Items from a figure collection
-=-=-

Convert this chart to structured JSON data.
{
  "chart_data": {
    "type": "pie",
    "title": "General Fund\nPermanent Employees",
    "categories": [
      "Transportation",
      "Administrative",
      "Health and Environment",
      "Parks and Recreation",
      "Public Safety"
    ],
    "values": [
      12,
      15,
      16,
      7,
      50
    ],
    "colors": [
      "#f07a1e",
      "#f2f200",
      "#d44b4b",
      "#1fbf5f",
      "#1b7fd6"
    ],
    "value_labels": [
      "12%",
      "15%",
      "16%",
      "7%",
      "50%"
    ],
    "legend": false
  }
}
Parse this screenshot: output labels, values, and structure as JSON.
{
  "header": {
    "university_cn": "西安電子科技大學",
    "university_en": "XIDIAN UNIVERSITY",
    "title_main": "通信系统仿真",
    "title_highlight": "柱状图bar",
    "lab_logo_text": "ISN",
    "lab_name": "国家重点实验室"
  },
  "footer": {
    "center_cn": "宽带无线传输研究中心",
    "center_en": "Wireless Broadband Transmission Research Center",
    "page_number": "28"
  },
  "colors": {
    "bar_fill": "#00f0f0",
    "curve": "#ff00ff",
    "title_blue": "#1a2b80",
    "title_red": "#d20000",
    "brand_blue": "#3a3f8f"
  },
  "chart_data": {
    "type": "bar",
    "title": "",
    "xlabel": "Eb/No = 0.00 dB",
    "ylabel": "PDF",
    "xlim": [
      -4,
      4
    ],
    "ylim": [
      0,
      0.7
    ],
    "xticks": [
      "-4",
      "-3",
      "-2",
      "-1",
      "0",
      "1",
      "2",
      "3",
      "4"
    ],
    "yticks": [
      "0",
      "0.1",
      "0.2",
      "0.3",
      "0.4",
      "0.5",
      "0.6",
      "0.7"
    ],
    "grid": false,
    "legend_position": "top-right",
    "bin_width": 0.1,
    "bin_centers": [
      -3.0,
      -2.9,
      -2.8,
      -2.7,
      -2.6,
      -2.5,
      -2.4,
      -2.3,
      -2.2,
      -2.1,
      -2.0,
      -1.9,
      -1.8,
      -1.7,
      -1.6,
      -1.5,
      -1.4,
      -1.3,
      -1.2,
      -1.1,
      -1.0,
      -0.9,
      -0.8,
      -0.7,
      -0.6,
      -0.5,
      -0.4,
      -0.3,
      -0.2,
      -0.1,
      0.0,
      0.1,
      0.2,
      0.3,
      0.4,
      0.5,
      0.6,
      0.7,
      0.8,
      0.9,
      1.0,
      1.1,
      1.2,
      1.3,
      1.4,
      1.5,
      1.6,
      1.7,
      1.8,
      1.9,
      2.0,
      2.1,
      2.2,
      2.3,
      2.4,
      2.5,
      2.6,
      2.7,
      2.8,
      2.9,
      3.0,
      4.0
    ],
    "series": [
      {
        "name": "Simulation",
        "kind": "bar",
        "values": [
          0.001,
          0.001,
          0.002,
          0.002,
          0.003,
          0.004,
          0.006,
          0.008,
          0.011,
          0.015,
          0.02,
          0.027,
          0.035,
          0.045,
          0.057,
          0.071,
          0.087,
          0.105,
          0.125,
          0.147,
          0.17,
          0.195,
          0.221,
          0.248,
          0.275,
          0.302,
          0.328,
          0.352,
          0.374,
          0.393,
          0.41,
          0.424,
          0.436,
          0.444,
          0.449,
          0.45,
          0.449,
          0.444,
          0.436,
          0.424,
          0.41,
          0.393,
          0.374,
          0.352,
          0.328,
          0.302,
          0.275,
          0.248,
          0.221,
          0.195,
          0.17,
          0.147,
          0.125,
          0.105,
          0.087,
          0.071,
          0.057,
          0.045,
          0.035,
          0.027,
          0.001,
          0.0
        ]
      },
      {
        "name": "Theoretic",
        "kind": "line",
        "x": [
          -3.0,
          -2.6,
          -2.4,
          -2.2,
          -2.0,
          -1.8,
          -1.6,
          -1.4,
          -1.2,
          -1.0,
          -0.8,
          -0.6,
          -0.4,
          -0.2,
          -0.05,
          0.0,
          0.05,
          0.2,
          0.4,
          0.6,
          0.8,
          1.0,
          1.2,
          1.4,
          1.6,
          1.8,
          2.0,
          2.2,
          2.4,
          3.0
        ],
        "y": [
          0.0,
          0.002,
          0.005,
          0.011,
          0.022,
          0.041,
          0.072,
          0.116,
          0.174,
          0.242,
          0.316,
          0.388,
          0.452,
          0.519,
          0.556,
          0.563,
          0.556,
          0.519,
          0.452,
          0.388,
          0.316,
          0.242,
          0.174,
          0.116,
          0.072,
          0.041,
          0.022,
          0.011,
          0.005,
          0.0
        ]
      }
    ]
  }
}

-=-=-

Task requirements:
Copy each line that holds the word "this".

Solution below:
Convert this chart to structured JSON data.
Parse this screenshot: output labels, values, and structure as JSON.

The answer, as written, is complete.